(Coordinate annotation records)
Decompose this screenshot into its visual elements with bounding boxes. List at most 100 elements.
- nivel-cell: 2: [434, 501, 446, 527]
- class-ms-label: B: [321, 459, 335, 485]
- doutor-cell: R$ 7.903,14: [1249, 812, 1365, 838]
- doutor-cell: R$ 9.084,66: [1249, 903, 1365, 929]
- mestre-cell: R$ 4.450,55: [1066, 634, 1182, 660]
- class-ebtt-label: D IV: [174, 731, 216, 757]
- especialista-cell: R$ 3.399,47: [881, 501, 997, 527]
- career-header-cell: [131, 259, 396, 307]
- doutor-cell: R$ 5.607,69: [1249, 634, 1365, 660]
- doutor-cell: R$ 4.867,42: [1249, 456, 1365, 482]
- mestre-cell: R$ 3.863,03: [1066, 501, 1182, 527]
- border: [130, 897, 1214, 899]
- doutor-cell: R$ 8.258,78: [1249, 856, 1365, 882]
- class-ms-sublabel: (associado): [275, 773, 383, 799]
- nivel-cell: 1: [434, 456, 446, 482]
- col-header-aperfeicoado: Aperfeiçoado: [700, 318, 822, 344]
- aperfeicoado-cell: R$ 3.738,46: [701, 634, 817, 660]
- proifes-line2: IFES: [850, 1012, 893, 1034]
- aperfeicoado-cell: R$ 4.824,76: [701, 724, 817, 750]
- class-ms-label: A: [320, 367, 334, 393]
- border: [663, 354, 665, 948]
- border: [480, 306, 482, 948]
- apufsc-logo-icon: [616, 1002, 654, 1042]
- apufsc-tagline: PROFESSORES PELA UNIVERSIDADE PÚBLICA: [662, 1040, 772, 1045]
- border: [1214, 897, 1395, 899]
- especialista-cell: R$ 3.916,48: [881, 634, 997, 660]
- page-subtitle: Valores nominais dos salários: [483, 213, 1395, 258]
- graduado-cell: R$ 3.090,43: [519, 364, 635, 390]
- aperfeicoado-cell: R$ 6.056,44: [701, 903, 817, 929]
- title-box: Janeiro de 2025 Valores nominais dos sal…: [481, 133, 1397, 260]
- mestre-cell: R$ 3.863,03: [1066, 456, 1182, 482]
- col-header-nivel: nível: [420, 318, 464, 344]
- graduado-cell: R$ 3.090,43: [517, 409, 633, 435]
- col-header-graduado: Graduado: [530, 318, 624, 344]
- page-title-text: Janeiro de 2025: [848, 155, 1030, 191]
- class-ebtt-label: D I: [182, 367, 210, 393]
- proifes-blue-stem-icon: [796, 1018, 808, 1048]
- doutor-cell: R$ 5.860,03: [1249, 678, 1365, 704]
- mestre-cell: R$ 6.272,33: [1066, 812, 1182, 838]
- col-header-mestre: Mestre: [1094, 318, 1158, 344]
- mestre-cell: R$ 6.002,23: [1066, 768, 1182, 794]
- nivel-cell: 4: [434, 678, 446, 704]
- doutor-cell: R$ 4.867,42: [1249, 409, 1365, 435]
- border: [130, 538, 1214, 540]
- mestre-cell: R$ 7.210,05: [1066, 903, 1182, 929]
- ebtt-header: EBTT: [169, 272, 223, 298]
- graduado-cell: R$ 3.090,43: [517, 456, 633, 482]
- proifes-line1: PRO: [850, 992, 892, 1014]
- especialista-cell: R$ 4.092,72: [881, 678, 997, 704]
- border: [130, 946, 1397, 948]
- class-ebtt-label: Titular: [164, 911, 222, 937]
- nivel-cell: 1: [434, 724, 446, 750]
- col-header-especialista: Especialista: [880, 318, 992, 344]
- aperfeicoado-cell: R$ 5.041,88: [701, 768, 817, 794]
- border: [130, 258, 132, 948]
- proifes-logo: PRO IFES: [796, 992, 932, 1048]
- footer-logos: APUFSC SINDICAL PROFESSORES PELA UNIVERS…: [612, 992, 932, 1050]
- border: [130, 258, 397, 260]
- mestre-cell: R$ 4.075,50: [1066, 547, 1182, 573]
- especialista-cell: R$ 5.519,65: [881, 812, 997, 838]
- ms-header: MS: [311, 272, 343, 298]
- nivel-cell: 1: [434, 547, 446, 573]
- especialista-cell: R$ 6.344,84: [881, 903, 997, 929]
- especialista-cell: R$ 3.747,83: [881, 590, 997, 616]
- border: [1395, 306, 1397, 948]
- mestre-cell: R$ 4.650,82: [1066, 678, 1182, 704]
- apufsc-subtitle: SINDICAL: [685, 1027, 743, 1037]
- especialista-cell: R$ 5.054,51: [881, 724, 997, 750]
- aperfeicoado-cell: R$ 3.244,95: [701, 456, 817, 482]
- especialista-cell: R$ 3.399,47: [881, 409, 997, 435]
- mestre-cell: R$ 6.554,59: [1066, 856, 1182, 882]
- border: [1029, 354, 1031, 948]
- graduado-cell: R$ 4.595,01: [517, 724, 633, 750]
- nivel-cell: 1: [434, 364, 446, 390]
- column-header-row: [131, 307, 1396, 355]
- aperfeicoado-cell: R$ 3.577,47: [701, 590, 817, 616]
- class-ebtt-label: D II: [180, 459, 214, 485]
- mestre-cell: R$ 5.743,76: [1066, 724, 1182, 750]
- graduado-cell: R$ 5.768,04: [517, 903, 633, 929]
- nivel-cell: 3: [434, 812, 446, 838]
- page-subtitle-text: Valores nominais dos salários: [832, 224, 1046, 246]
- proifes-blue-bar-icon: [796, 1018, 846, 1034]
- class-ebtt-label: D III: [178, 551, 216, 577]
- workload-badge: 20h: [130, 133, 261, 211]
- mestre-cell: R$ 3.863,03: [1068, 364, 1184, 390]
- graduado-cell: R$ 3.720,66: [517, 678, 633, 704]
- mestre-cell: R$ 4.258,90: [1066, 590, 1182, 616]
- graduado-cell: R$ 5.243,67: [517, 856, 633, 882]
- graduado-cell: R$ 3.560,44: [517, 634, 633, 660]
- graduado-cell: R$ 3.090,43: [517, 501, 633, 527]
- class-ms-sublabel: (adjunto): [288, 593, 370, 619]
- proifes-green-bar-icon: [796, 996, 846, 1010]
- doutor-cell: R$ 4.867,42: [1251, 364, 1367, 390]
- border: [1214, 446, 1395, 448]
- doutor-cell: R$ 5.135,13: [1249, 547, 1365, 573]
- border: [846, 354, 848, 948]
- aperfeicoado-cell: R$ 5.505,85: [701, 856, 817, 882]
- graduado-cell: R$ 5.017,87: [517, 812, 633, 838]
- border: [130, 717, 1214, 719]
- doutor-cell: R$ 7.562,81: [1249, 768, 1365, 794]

Requirements
Please recast everything from the first of the rows above down to and including the row containing "- especialista-cell: R$ 3.399,47: [881, 501, 997, 527]" as a numbered list, omitting any blank lines.

Output for this task
1. Decompose this screenshot into its visual elements with bounding boxes. List at most 100 elements.
2. - nivel-cell: 2: [434, 501, 446, 527]
3. - class-ms-label: B: [321, 459, 335, 485]
4. - doutor-cell: R$ 7.903,14: [1249, 812, 1365, 838]
5. - doutor-cell: R$ 9.084,66: [1249, 903, 1365, 929]
6. - mestre-cell: R$ 4.450,55: [1066, 634, 1182, 660]
7. - class-ebtt-label: D IV: [174, 731, 216, 757]
8. - especialista-cell: R$ 3.399,47: [881, 501, 997, 527]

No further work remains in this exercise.